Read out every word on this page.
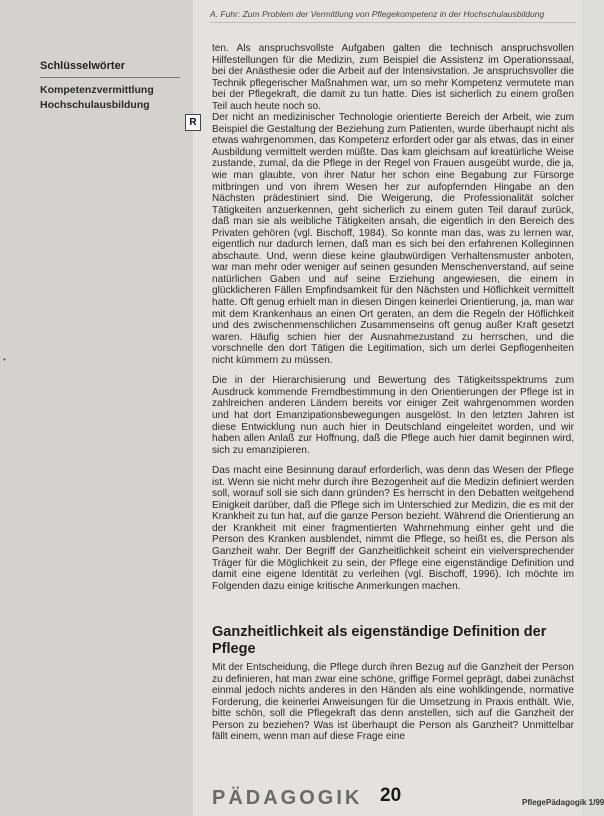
A. Fuhr: Zum Problem der Vermittlung von Pflegekompetenz in der Hochschulausbildung
Schlüsselwörter
Kompetenzvermittlung
Hochschulausbildung
R
•

ten. Als anspruchsvollste Aufgaben galten die technisch anspruchsvollen Hilfestellungen für die Medizin, zum Beispiel die Assistenz im Operationssaal, bei der Anästhesie oder die Arbeit auf der Intensivstation. Je anspruchsvoller die Technik pflegerischer Maßnahmen war, um so mehr Kompetenz vermutete man bei der Pflegekraft, die damit zu tun hatte. Dies ist sicherlich zu einem großen Teil auch heute noch so.

Der nicht an medizinischer Technologie orientierte Bereich der Arbeit, wie zum Beispiel die Gestaltung der Beziehung zum Patienten, wurde überhaupt nicht als etwas wahrgenommen, das Kompetenz erfordert oder gar als etwas, das in einer Ausbildung vermittelt werden müßte. Das kam gleichsam auf kreatürliche Weise zustande, zumal, da die Pflege in der Regel von Frauen ausgeübt wurde, die ja, wie man glaubte, von ihrer Natur her schon eine Begabung zur Fürsorge mitbringen und von ihrem Wesen her zur aufopfernden Hingabe an den Nächsten prädestiniert sind. Die Weigerung, die Professionalität solcher Tätigkeiten anzuerkennen, geht sicherlich zu einem guten Teil darauf zurück, daß man sie als weibliche Tätigkeiten ansah, die eigentlich in den Bereich des Privaten gehören (vgl. Bischoff, 1984). So konnte man das, was zu lernen war, eigentlich nur dadurch lernen, daß man es sich bei den erfahrenen Kolleginnen abschaute. Und, wenn diese keine glaubwürdigen Verhaltensmuster anboten, war man mehr oder weniger auf seinen gesunden Menschenverstand, auf seine natürlichen Gaben und auf seine Erziehung angewiesen, die einem in glücklicheren Fällen Empfindsamkeit für den Nächsten und Höflichkeit vermittelt hatte. Oft genug erhielt man in diesen Dingen keinerlei Orientierung, ja, man war mit dem Krankenhaus an einen Ort geraten, an dem die Regeln der Höflichkeit und des zwischenmenschlichen Zusammenseins oft genug außer Kraft gesetzt waren. Häufig schien hier der Ausnahmezustand zu herrschen, und die vorschnelle den dort Tätigen die Legitimation, sich um derlei Gepflogenheiten nicht kümmern zu müssen.

Die in der Hierarchisierung und Bewertung des Tätigkeitsspektrums zum Ausdruck kommende Fremdbestimmung in den Orientierungen der Pflege ist in zahlreichen anderen Ländern bereits vor einiger Zeit wahrgenommen worden und hat dort Emanzipationsbewegungen ausgelöst. In den letzten Jahren ist diese Entwicklung nun auch hier in Deutschland eingeleitet worden, und wir haben allen Anlaß zur Hoffnung, daß die Pflege auch hier damit beginnen wird, sich zu emanzipieren.

Das macht eine Besinnung darauf erforderlich, was denn das Wesen der Pflege ist. Wenn sie nicht mehr durch ihre Bezogenheit auf die Medizin definiert werden soll, worauf soll sie sich dann gründen? Es herrscht in den Debatten weitgehend Einigkeit darüber, daß die Pflege sich im Unterschied zur Medizin, die es mit der Krankheit zu tun hat, auf die ganze Person bezieht. Während die Orientierung an der Krankheit mit einer fragmentierten Wahrnehmung einher geht und die Person des Kranken ausblendet, nimmt die Pflege, so heißt es, die Person als Ganzheit wahr. Der Begriff der Ganzheitlichkeit scheint ein vielversprechender Träger für die Möglichkeit zu sein, der Pflege eine eigenständige Definition und damit eine eigene Identität zu verleihen (vgl. Bischoff, 1996). Ich möchte im Folgenden dazu einige kritische Anmerkungen machen.

Ganzheitlichkeit als eigenständige Definition der Pflege

Mit der Entscheidung, die Pflege durch ihren Bezug auf die Ganzheit der Person zu definieren, hat man zwar eine schöne, griffige Formel geprägt, dabei zunächst einmal jedoch nichts anderes in den Händen als eine wohlklingende, normative Forderung, die keinerlei Anweisungen für die Umsetzung in Praxis enthält. Wie, bitte schön, soll die Pflegekraft das denn anstellen, sich auf die Ganzheit der Person zu beziehen? Was ist überhaupt die Person als Ganzheit? Unmittelbar fällt einem, wenn man auf diese Frage eine

PÄDAGOGIK 20	PflegePädagogik 1/99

→ **Exercise instructions**
Figure out how many lines in the entries above contain "Hochschulausbildung". Write only that number.

→ **Response area**
2